### Written exercise:
Copy out all the lines in the records that include the word "petrolera".
::::
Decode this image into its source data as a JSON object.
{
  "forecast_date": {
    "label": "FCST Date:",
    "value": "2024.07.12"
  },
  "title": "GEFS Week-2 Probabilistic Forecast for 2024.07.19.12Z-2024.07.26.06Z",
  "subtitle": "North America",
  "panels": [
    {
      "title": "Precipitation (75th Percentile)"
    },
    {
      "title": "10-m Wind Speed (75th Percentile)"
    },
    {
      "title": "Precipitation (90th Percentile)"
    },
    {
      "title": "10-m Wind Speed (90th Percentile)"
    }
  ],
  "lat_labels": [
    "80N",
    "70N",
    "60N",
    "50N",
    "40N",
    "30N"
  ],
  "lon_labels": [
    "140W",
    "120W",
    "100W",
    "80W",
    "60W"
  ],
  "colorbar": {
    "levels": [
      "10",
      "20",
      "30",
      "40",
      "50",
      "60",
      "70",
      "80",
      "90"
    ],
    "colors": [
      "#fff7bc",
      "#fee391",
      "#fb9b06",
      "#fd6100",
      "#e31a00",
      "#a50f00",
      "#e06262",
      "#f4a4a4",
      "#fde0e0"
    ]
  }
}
::::
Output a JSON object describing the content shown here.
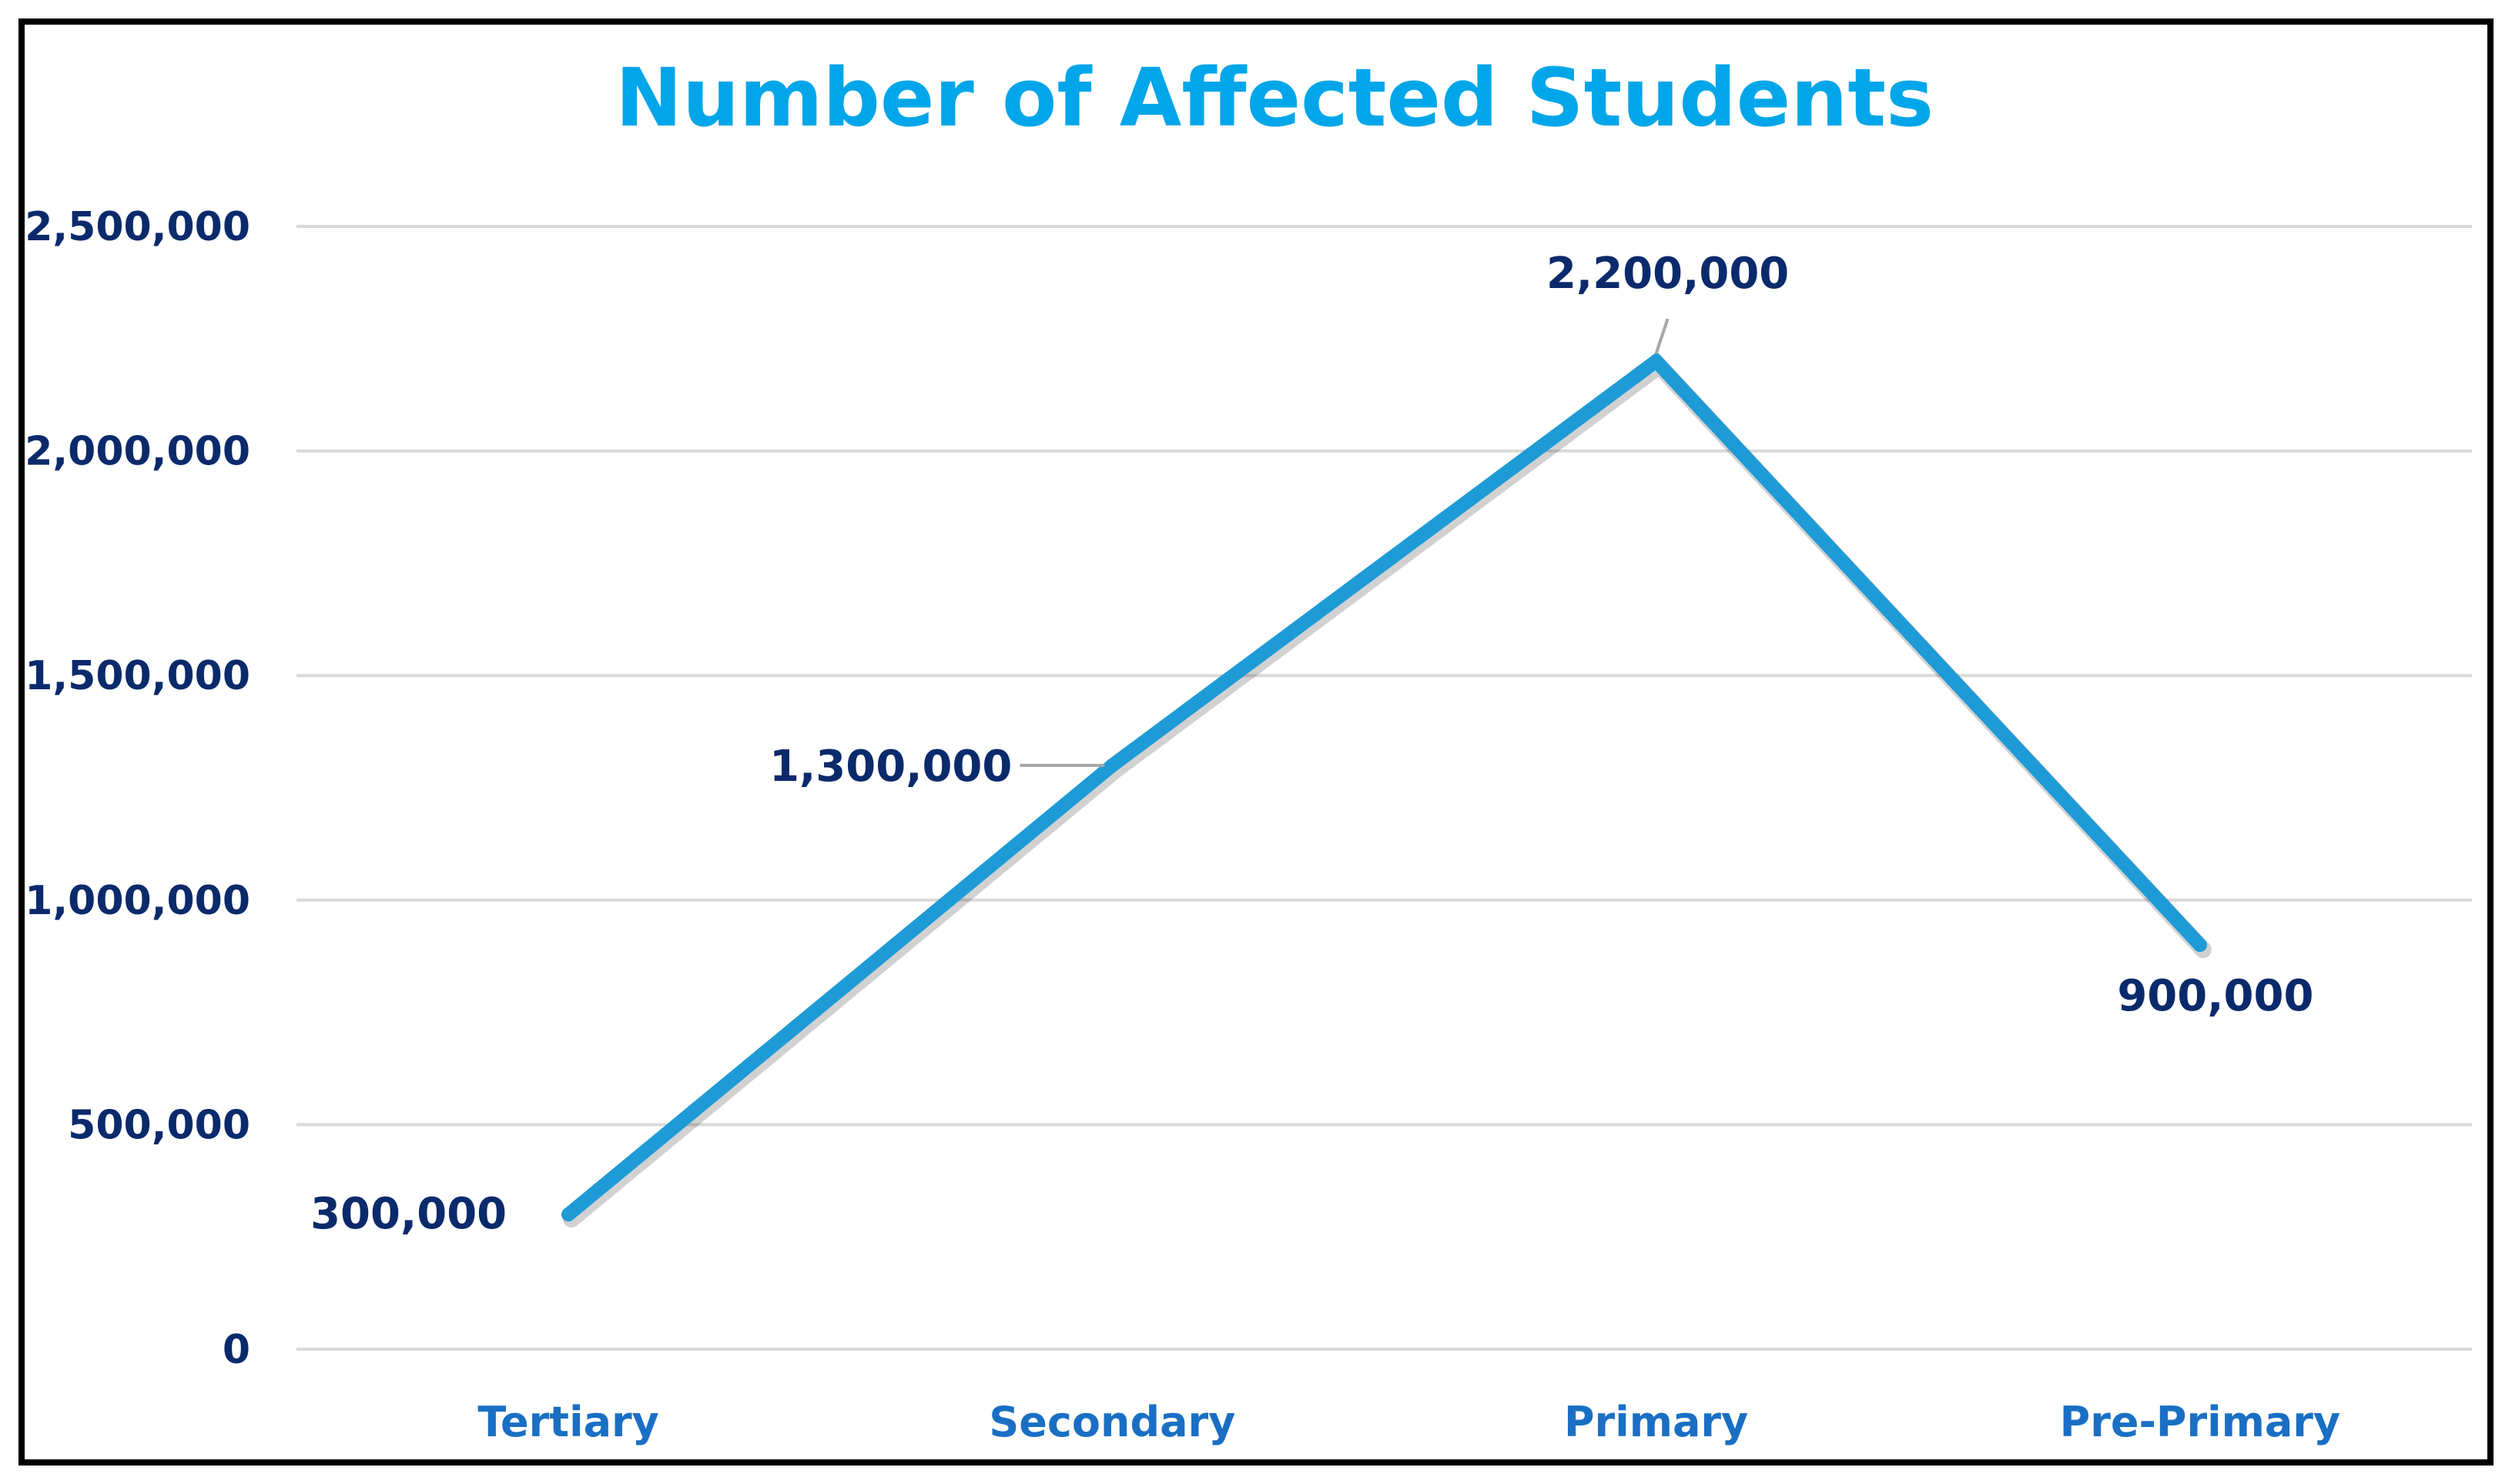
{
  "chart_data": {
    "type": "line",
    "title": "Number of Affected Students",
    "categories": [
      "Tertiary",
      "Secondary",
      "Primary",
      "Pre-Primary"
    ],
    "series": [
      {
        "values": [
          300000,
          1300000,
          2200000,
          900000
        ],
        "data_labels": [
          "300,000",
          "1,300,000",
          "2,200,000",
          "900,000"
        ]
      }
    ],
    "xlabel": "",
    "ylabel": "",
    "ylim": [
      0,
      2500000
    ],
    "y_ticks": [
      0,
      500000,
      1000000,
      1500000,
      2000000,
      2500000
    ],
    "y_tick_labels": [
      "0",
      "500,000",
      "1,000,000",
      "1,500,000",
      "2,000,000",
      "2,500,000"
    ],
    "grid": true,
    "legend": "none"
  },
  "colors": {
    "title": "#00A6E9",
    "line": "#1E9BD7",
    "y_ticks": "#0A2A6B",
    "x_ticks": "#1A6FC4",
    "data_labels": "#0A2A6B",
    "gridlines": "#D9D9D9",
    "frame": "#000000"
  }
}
::::
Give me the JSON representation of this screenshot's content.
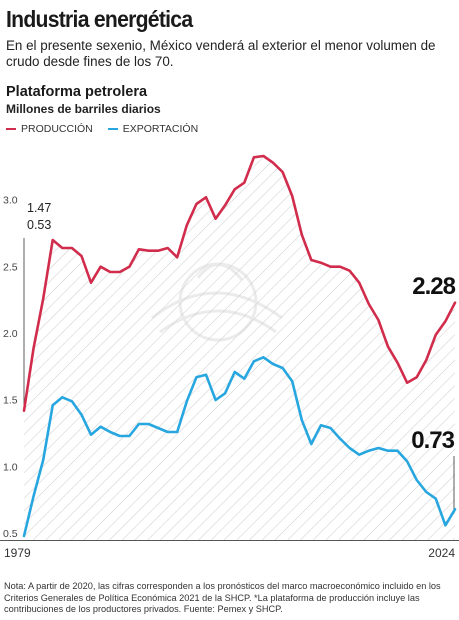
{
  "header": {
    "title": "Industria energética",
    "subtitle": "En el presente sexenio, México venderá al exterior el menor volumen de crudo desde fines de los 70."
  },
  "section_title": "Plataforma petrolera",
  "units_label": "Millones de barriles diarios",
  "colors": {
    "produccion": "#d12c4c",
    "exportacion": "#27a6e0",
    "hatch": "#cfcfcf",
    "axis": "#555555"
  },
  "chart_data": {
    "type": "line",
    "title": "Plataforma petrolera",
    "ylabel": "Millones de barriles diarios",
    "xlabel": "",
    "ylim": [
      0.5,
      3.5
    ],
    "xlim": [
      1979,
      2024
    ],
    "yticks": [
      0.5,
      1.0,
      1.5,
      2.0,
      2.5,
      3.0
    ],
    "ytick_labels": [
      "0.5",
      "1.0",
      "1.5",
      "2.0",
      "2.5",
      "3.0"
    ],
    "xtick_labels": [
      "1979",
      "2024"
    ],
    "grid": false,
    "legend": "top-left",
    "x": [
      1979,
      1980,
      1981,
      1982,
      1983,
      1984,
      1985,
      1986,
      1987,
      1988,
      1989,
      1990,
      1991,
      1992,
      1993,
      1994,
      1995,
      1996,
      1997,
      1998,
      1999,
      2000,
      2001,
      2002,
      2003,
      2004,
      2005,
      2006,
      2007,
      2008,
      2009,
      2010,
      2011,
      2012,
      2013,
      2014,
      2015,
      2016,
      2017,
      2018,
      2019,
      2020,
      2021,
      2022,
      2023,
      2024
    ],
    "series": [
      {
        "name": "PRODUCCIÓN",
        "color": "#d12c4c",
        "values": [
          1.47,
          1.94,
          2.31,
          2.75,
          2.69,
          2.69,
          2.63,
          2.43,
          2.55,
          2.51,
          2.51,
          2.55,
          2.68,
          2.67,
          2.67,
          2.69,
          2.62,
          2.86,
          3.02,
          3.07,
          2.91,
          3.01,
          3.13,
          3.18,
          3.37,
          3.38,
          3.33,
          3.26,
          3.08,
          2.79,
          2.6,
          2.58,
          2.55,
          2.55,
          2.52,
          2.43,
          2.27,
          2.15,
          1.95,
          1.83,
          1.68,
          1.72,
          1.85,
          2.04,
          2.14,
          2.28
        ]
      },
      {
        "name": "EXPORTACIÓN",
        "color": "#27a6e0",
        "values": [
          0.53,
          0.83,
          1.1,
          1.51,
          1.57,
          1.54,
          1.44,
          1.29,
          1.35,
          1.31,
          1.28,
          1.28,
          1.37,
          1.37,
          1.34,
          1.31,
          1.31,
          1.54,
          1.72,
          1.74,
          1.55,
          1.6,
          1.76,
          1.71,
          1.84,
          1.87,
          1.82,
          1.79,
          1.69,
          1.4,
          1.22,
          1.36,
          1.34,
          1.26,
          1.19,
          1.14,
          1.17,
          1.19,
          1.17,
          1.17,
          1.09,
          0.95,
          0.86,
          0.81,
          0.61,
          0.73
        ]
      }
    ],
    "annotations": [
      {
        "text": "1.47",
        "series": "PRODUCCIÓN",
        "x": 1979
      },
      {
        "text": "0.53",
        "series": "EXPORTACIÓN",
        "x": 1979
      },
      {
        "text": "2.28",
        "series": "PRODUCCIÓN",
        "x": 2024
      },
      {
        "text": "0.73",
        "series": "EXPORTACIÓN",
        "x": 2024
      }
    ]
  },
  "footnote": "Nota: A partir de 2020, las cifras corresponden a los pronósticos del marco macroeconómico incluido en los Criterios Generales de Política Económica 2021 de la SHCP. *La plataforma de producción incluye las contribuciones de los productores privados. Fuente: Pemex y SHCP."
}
::::
### Solved exercise:
  "section_title": "Plataforma petrolera",
    "title": "Plataforma petrolera",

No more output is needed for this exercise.